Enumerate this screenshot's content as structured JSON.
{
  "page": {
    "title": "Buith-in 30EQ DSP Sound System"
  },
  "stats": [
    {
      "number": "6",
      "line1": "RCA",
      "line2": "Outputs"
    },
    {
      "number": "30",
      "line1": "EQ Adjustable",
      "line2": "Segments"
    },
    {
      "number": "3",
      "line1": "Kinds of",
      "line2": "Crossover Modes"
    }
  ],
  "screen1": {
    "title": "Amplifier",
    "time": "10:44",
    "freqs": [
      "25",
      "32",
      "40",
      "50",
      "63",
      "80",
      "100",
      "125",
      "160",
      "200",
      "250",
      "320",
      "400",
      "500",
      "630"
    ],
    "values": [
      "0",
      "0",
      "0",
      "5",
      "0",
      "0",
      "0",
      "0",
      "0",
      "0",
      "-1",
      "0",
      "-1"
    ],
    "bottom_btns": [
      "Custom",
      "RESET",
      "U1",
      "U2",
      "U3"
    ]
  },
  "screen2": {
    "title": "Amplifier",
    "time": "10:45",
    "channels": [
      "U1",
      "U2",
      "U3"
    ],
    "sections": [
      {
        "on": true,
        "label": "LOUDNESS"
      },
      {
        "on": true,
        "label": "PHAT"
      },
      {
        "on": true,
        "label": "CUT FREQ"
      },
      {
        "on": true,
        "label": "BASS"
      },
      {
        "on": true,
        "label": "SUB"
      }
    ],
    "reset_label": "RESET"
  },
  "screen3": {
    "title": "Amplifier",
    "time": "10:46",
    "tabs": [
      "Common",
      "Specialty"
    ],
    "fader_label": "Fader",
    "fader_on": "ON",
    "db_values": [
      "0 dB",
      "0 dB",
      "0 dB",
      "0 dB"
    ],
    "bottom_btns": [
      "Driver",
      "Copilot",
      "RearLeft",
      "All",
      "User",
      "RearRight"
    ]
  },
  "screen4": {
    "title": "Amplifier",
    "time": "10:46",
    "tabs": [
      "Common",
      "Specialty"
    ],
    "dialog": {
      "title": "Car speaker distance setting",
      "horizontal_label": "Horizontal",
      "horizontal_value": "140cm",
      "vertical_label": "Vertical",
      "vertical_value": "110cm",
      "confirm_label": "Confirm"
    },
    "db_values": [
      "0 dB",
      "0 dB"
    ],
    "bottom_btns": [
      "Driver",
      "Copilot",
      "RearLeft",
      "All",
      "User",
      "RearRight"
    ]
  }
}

== == ==

- **Instructions for the task**: Each line above is to be repeated exactly.

- **Complete output**:
Enumerate this screenshot's content as structured JSON.
{
  "page": {
    "title": "Buith-in 30EQ DSP Sound System"
  },
  "stats": [
    {
      "number": "6",
      "line1": "RCA",
      "line2": "Outputs"
    },
    {
      "number": "30",
      "line1": "EQ Adjustable",
      "line2": "Segments"
    },
    {
      "number": "3",
      "line1": "Kinds of",
      "line2": "Crossover Modes"
    }
  ],
  "screen1": {
    "title": "Amplifier",
    "time": "10:44",
    "freqs": [
      "25",
      "32",
      "40",
      "50",
      "63",
      "80",
      "100",
      "125",
      "160",
      "200",
      "250",
      "320",
      "400",
      "500",
      "630"
    ],
    "values": [
      "0",
      "0",
      "0",
      "5",
      "0",
      "0",
      "0",
      "0",
      "0",
      "0",
      "-1",
      "0",
      "-1"
    ],
    "bottom_btns": [
      "Custom",
      "RESET",
      "U1",
      "U2",
      "U3"
    ]
  },
  "screen2": {
    "title": "Amplifier",
    "time": "10:45",
    "channels": [
      "U1",
      "U2",
      "U3"
    ],
    "sections": [
      {
        "on": true,
        "label": "LOUDNESS"
      },
      {
        "on": true,
        "label": "PHAT"
      },
      {
        "on": true,
        "label": "CUT FREQ"
      },
      {
        "on": true,
        "label": "BASS"
      },
      {
        "on": true,
        "label": "SUB"
      }
    ],
    "reset_label": "RESET"
  },
  "screen3": {
    "title": "Amplifier",
    "time": "10:46",
    "tabs": [
      "Common",
      "Specialty"
    ],
    "fader_label": "Fader",
    "fader_on": "ON",
    "db_values": [
      "0 dB",
      "0 dB",
      "0 dB",
      "0 dB"
    ],
    "bottom_btns": [
      "Driver",
      "Copilot",
      "RearLeft",
      "All",
      "User",
      "RearRight"
    ]
  },
  "screen4": {
    "title": "Amplifier",
    "time": "10:46",
    "tabs": [
      "Common",
      "Specialty"
    ],
    "dialog": {
      "title": "Car speaker distance setting",
      "horizontal_label": "Horizontal",
      "horizontal_value": "140cm",
      "vertical_label": "Vertical",
      "vertical_value": "110cm",
      "confirm_label": "Confirm"
    },
    "db_values": [
      "0 dB",
      "0 dB"
    ],
    "bottom_btns": [
      "Driver",
      "Copilot",
      "RearLeft",
      "All",
      "User",
      "RearRight"
    ]
  }
}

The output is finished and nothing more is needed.